◆ What you are asked to do
Pick out each line of the records in which the word "name" appears.
*-*-*
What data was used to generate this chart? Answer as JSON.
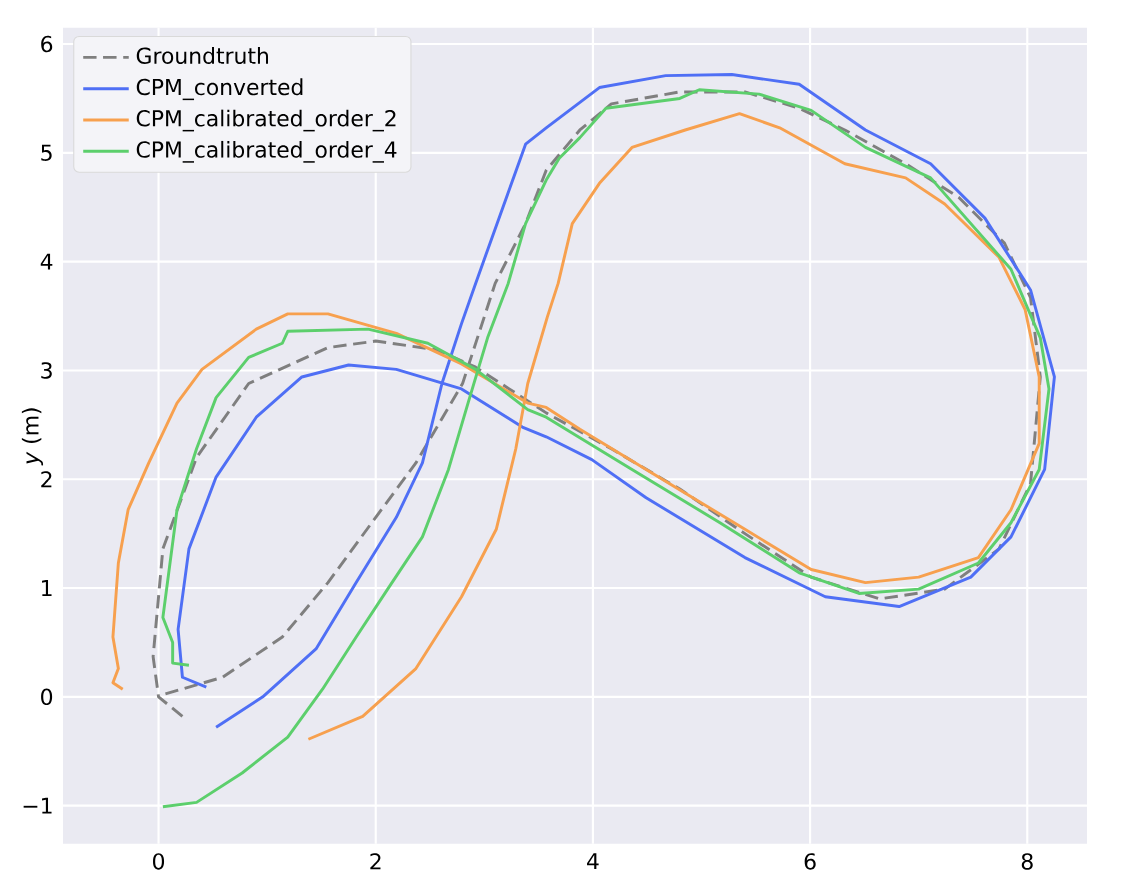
{
  "chart_data": {
    "type": "line",
    "ylabel": "*y* (m)",
    "xlim": [
      -0.88,
      8.55
    ],
    "ylim": [
      -1.35,
      6.15
    ],
    "xticks": [
      0,
      2,
      4,
      6,
      8
    ],
    "yticks": [
      {
        "value": -1,
        "label": "−1"
      },
      0,
      1,
      2,
      3,
      4,
      5,
      6
    ],
    "grid": true,
    "legend": "top left",
    "series": [
      {
        "name": "Groundtruth",
        "color": "#7f7f7f",
        "line_style": "dashed",
        "x": [
          0.22,
          0.0,
          -0.05,
          0.04,
          0.35,
          0.83,
          1.56,
          2.0,
          2.56,
          2.92,
          3.57,
          4.17,
          4.8,
          5.4,
          6.01,
          6.64,
          7.24,
          7.74,
          8.03,
          8.12,
          8.03,
          7.79,
          7.37,
          6.88,
          6.32,
          5.9,
          5.4,
          4.8,
          4.17,
          3.88,
          3.57,
          3.38,
          3.1,
          2.8,
          2.37,
          2.0,
          1.56,
          1.14,
          0.59,
          0.04
        ],
        "values": [
          -0.18,
          0.0,
          0.37,
          1.36,
          2.2,
          2.88,
          3.21,
          3.27,
          3.19,
          3.03,
          2.61,
          2.28,
          1.91,
          1.5,
          1.1,
          0.9,
          0.99,
          1.36,
          1.96,
          2.94,
          3.67,
          4.17,
          4.59,
          4.9,
          5.21,
          5.41,
          5.56,
          5.56,
          5.45,
          5.21,
          4.84,
          4.35,
          3.8,
          2.88,
          2.15,
          1.65,
          1.05,
          0.55,
          0.18,
          0.02
        ]
      },
      {
        "name": "CPM_converted",
        "color": "#4f6ff5",
        "line_style": "solid",
        "x": [
          0.53,
          0.96,
          1.45,
          1.82,
          2.19,
          2.43,
          2.61,
          2.79,
          2.92,
          3.38,
          3.57,
          4.06,
          4.67,
          5.28,
          5.9,
          6.51,
          7.11,
          7.61,
          8.03,
          8.25,
          8.16,
          7.85,
          7.48,
          6.82,
          6.14,
          5.4,
          4.49,
          3.99,
          3.57,
          3.35,
          2.79,
          2.19,
          1.75,
          1.32,
          0.9,
          0.53,
          0.28,
          0.18,
          0.22,
          0.44
        ],
        "values": [
          -0.28,
          0.0,
          0.44,
          1.05,
          1.65,
          2.15,
          2.88,
          3.43,
          3.8,
          5.08,
          5.23,
          5.6,
          5.71,
          5.72,
          5.63,
          5.21,
          4.9,
          4.4,
          3.74,
          2.94,
          2.09,
          1.47,
          1.1,
          0.83,
          0.92,
          1.28,
          1.83,
          2.18,
          2.39,
          2.48,
          2.83,
          3.01,
          3.05,
          2.94,
          2.57,
          2.02,
          1.36,
          0.62,
          0.18,
          0.09
        ]
      },
      {
        "name": "CPM_calibrated_order_2",
        "color": "#f7a04e",
        "line_style": "solid",
        "x": [
          1.38,
          1.88,
          2.37,
          2.79,
          3.11,
          3.29,
          3.4,
          3.58,
          3.68,
          3.81,
          4.06,
          4.36,
          4.85,
          5.35,
          5.72,
          6.32,
          6.88,
          7.24,
          7.74,
          7.98,
          8.11,
          8.11,
          7.85,
          7.55,
          7.0,
          6.51,
          6.01,
          5.4,
          4.49,
          3.88,
          3.57,
          3.4,
          2.79,
          2.19,
          1.56,
          1.19,
          0.9,
          0.4,
          0.17,
          -0.09,
          -0.28,
          -0.37,
          -0.42,
          -0.37,
          -0.42,
          -0.33
        ],
        "values": [
          -0.39,
          -0.18,
          0.26,
          0.92,
          1.54,
          2.28,
          2.88,
          3.49,
          3.8,
          4.35,
          4.72,
          5.05,
          5.21,
          5.36,
          5.23,
          4.9,
          4.77,
          4.53,
          4.04,
          3.56,
          2.94,
          2.33,
          1.72,
          1.28,
          1.1,
          1.05,
          1.17,
          1.54,
          2.09,
          2.46,
          2.66,
          2.7,
          3.06,
          3.34,
          3.52,
          3.52,
          3.38,
          3.01,
          2.7,
          2.15,
          1.72,
          1.23,
          0.55,
          0.26,
          0.13,
          0.07
        ]
      },
      {
        "name": "CPM_calibrated_order_4",
        "color": "#5ccf6c",
        "line_style": "solid",
        "x": [
          0.04,
          0.35,
          0.77,
          1.19,
          1.51,
          1.82,
          2.11,
          2.43,
          2.67,
          2.85,
          3.03,
          3.22,
          3.38,
          3.57,
          3.69,
          3.88,
          4.12,
          4.8,
          4.98,
          5.53,
          6.01,
          6.51,
          7.11,
          7.48,
          7.85,
          8.12,
          8.2,
          8.11,
          7.85,
          7.55,
          7.0,
          6.45,
          5.9,
          5.17,
          4.36,
          3.57,
          3.4,
          2.92,
          2.48,
          1.93,
          1.19,
          1.14,
          0.83,
          0.53,
          0.35,
          0.17,
          0.04,
          0.13,
          0.13,
          0.28
        ],
        "values": [
          -1.01,
          -0.97,
          -0.7,
          -0.37,
          0.07,
          0.55,
          0.99,
          1.47,
          2.09,
          2.7,
          3.3,
          3.8,
          4.35,
          4.75,
          4.95,
          5.14,
          5.41,
          5.5,
          5.58,
          5.54,
          5.39,
          5.05,
          4.77,
          4.35,
          3.93,
          3.3,
          2.83,
          2.09,
          1.6,
          1.23,
          0.99,
          0.95,
          1.14,
          1.6,
          2.09,
          2.57,
          2.64,
          3.01,
          3.25,
          3.38,
          3.36,
          3.25,
          3.12,
          2.75,
          2.28,
          1.72,
          0.73,
          0.5,
          0.31,
          0.29
        ]
      }
    ]
  }
}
*-*-*
◆ Expected output
        "name": "Groundtruth",
        "name": "CPM_converted",
        "name": "CPM_calibrated_order_2",
        "name": "CPM_calibrated_order_4",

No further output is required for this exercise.